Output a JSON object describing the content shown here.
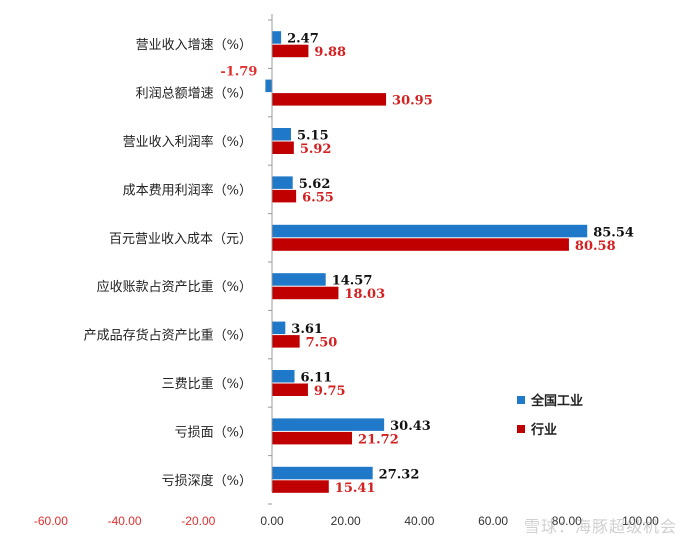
{
  "chart_data": {
    "type": "bar",
    "orientation": "horizontal",
    "categories": [
      "营业收入增速（%）",
      "利润总额增速（%）",
      "营业收入利润率（%）",
      "成本费用利润率（%）",
      "百元营业收入成本（元）",
      "应收账款占资产比重（%）",
      "产成品存货占资产比重（%）",
      "三费比重（%）",
      "亏损面（%）",
      "亏损深度（%）"
    ],
    "series": [
      {
        "name": "全国工业",
        "color": "#1F78C8",
        "values": [
          2.47,
          -1.79,
          5.15,
          5.62,
          85.54,
          14.57,
          3.61,
          6.11,
          30.43,
          27.32
        ],
        "labels": [
          "2.47",
          "-1.79",
          "5.15",
          "5.62",
          "85.54",
          "14.57",
          "3.61",
          "6.11",
          "30.43",
          "27.32"
        ]
      },
      {
        "name": "行业",
        "color": "#C00000",
        "values": [
          9.88,
          30.95,
          5.92,
          6.55,
          80.58,
          18.03,
          7.5,
          9.75,
          21.72,
          15.41
        ],
        "labels": [
          "9.88",
          "30.95",
          "5.92",
          "6.55",
          "80.58",
          "18.03",
          "7.50",
          "9.75",
          "21.72",
          "15.41"
        ]
      }
    ],
    "xlim": [
      -60,
      100
    ],
    "xticks": [
      "-60.00",
      "-40.00",
      "-20.00",
      "0.00",
      "20.00",
      "40.00",
      "60.00",
      "80.00",
      "100.00"
    ],
    "xtick_values": [
      -60,
      -40,
      -20,
      0,
      20,
      40,
      60,
      80,
      100
    ],
    "negative_tick_color": "#E03030",
    "grid": false,
    "legend_position": "right"
  },
  "watermark": "雪球：海豚超级机会"
}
☆ ☆ ☆
Exercise brief: In your copy of the listing above, reproduce each line exactly and omit all pictures.

Output for this exercise:
Output a JSON object describing the content shown here.
{
  "chart_data": {
    "type": "bar",
    "orientation": "horizontal",
    "categories": [
      "营业收入增速（%）",
      "利润总额增速（%）",
      "营业收入利润率（%）",
      "成本费用利润率（%）",
      "百元营业收入成本（元）",
      "应收账款占资产比重（%）",
      "产成品存货占资产比重（%）",
      "三费比重（%）",
      "亏损面（%）",
      "亏损深度（%）"
    ],
    "series": [
      {
        "name": "全国工业",
        "color": "#1F78C8",
        "values": [
          2.47,
          -1.79,
          5.15,
          5.62,
          85.54,
          14.57,
          3.61,
          6.11,
          30.43,
          27.32
        ],
        "labels": [
          "2.47",
          "-1.79",
          "5.15",
          "5.62",
          "85.54",
          "14.57",
          "3.61",
          "6.11",
          "30.43",
          "27.32"
        ]
      },
      {
        "name": "行业",
        "color": "#C00000",
        "values": [
          9.88,
          30.95,
          5.92,
          6.55,
          80.58,
          18.03,
          7.5,
          9.75,
          21.72,
          15.41
        ],
        "labels": [
          "9.88",
          "30.95",
          "5.92",
          "6.55",
          "80.58",
          "18.03",
          "7.50",
          "9.75",
          "21.72",
          "15.41"
        ]
      }
    ],
    "xlim": [
      -60,
      100
    ],
    "xticks": [
      "-60.00",
      "-40.00",
      "-20.00",
      "0.00",
      "20.00",
      "40.00",
      "60.00",
      "80.00",
      "100.00"
    ],
    "xtick_values": [
      -60,
      -40,
      -20,
      0,
      20,
      40,
      60,
      80,
      100
    ],
    "negative_tick_color": "#E03030",
    "grid": false,
    "legend_position": "right"
  },
  "watermark": "雪球：海豚超级机会"
}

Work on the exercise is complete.